- **GOAL A**
Reproduce the records line for line, from the start of the records through the line that contains "earnings-box (410, 311, 425, 327)", including both ends.

- **SUPPLIED PASSAGE**
◆ ◆ ◆ ◆ ◆
Where do you see yourself in 5 years?
I’m not quite sure, either working as an assistant in the industry or as a graphic designer in film and TV marketing. Honestly, I plan to apply to a lot of things when I graduate and go in whatever direction that takes me.
What has been your biggest accomplishment in the past year?
I directed a short film I had written for my production basics class, and honestly, that film was such a hot mess. We shot at night, which was simply not smart. It was so cold and lighting the scenes was a mess, but we also had a lot of fun, and I learned so much. I think we messed up in a million different ways, but the experience and knowledge gained were tenfold. Also, as an honorable mention for my most memorable Grady experience is when we wanted to rotate the camera around our actress for a scene, but we didn’t have a track, so we got a desk chair and pushed Ashley, our camera operator, around in circles to get the shot. It should be noted that it was 10 p.m., 40 degrees, pitch black, in a neighborhood cul-de-sac. It was memorable for sure–and I have a funny video to go along with it)!
Who is your favorite Grady professor and why?
Professor Evans is such a great writing teacher. He’s so helpful but is never overbearing. He allows you to make mistakes and learn from them while giving great advice. Dr. Bernabo is also great! I took her class in the spring semester and during Grady LA. She cares very deeply for her students and is always looking for ways to help them out. She helped us make so many connections this summer, which I’m very grateful for.
Where’s your favorite place on campus and why?
I love the vibes on the 4th floor of Grady. Last semester I had a gap in between classes so I would go up there and sit. There’s always a cool collection of people walking through. I also have a little studio place in the Dodd now that I am a senior graphic design major. I get to decorate the walls, and it’s nice to have a space there as well.
Who is your professional hero?
◆ ◆ ◆ ◆ ◆
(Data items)

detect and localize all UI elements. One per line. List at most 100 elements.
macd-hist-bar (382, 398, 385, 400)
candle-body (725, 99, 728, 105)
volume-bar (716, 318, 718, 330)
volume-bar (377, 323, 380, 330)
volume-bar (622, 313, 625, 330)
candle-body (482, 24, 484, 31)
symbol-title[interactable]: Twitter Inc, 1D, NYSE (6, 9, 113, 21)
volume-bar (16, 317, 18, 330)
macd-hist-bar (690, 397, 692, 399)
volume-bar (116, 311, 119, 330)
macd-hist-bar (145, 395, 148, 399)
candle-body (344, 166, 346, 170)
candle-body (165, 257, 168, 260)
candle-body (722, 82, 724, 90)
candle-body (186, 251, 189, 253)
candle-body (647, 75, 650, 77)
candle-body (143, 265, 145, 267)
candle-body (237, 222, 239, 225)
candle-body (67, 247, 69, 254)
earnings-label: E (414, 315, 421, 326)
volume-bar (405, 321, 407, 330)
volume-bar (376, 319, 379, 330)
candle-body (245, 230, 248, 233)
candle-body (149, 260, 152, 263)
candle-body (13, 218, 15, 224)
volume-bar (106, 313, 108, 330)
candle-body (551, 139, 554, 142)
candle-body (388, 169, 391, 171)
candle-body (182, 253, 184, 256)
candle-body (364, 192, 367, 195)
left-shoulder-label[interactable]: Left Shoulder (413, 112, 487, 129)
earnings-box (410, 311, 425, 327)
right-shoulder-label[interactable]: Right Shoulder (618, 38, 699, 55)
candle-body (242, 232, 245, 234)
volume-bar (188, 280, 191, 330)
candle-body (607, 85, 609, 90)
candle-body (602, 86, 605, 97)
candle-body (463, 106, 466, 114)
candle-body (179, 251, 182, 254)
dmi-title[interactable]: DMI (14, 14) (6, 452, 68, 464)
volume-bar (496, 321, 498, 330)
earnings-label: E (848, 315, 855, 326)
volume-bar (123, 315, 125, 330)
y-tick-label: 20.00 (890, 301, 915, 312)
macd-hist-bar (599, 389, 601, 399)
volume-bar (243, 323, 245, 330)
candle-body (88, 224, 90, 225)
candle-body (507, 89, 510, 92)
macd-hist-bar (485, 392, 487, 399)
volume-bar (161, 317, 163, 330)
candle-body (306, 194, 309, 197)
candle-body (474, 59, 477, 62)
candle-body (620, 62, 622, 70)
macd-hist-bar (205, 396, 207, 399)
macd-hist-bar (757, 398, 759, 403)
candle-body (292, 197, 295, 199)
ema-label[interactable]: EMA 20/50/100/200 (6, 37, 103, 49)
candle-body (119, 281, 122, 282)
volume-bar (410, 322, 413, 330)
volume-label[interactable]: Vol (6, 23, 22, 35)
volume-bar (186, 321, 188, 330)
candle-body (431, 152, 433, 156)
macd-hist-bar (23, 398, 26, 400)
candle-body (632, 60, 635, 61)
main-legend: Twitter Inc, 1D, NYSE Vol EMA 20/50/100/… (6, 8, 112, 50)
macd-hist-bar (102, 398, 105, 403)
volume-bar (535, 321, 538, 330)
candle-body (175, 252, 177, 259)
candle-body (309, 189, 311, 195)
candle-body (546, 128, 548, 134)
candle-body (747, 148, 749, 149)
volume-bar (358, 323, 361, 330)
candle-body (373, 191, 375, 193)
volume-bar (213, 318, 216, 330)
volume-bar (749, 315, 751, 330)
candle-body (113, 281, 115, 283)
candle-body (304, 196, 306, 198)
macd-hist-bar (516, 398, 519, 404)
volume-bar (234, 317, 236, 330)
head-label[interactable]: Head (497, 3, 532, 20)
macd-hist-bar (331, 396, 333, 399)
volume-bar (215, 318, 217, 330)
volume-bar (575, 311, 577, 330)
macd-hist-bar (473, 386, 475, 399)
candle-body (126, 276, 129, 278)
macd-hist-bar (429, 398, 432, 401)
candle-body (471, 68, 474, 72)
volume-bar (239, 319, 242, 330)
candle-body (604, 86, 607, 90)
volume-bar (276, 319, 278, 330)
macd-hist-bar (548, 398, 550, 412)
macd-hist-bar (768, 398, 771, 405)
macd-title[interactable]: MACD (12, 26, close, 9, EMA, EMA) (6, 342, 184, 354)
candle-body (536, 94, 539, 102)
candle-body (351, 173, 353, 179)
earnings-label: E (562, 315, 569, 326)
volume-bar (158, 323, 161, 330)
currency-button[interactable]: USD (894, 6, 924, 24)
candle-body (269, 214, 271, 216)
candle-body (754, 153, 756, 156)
◆ ◆ ◆ ◆ ◆
- **GOAL B**
Write the next part of the student interview about Grady, picking up right after its final line.

- **WRITTEN ANSWER A**
detect and localize all UI elements. One per line. List at most 100 elements.
macd-hist-bar (382, 398, 385, 400)
candle-body (725, 99, 728, 105)
volume-bar (716, 318, 718, 330)
volume-bar (377, 323, 380, 330)
volume-bar (622, 313, 625, 330)
candle-body (482, 24, 484, 31)
symbol-title[interactable]: Twitter Inc, 1D, NYSE (6, 9, 113, 21)
volume-bar (16, 317, 18, 330)
macd-hist-bar (690, 397, 692, 399)
volume-bar (116, 311, 119, 330)
macd-hist-bar (145, 395, 148, 399)
candle-body (344, 166, 346, 170)
candle-body (165, 257, 168, 260)
candle-body (722, 82, 724, 90)
candle-body (186, 251, 189, 253)
candle-body (647, 75, 650, 77)
candle-body (143, 265, 145, 267)
candle-body (237, 222, 239, 225)
candle-body (67, 247, 69, 254)
earnings-label: E (414, 315, 421, 326)
volume-bar (405, 321, 407, 330)
volume-bar (376, 319, 379, 330)
candle-body (245, 230, 248, 233)
candle-body (149, 260, 152, 263)
candle-body (13, 218, 15, 224)
volume-bar (106, 313, 108, 330)
candle-body (551, 139, 554, 142)
candle-body (388, 169, 391, 171)
candle-body (182, 253, 184, 256)
candle-body (364, 192, 367, 195)
left-shoulder-label[interactable]: Left Shoulder (413, 112, 487, 129)
earnings-box (410, 311, 425, 327)

- **WRITTEN ANSWER B**
I think it’s a tie between Greta Gerwig and Lulu Wang. Gerwig has such a way of writing and directing that is palpable through the screen. Wang is an Asian American female director which is, unfortunately, pretty rare. She directed The Farewell—one of my favorite films from 2019. She participated in this amazing Hollywood Reporter Directors Roundtable a few years back, and she talks about what she had to go through to make her film. She mentions how people wanted to change her story, but she never faltered on her vision, especially because it was based on her own life. Her perseverance in an industry that can be so unforgiving is really inspirational.
Honorable mentions are Don Hertzfelt and Denis Villeneuve—I simply love their work. Hertzfelt made an animated short film trilogy called World of Tomorrow that is absolutely amazing. The first one is one of my favorite pieces of work ever made. Villeneuve is behind some of the best sci-fi in the past 10 years, Arrival—one of my favorites—Blade Runner: 2049 and Dune.
What advice would you give to your freshman self?
Don’t be afraid to put yourself out there, but also know it’s okay to move at your own pace! My freshman year was fall 2020, so I am giving myself grace with that, but it can be hard. Honestly, it took until my spring semester of sophomore year to feel like I had a footing and had made friends outside of my roommates and people I knew from high school.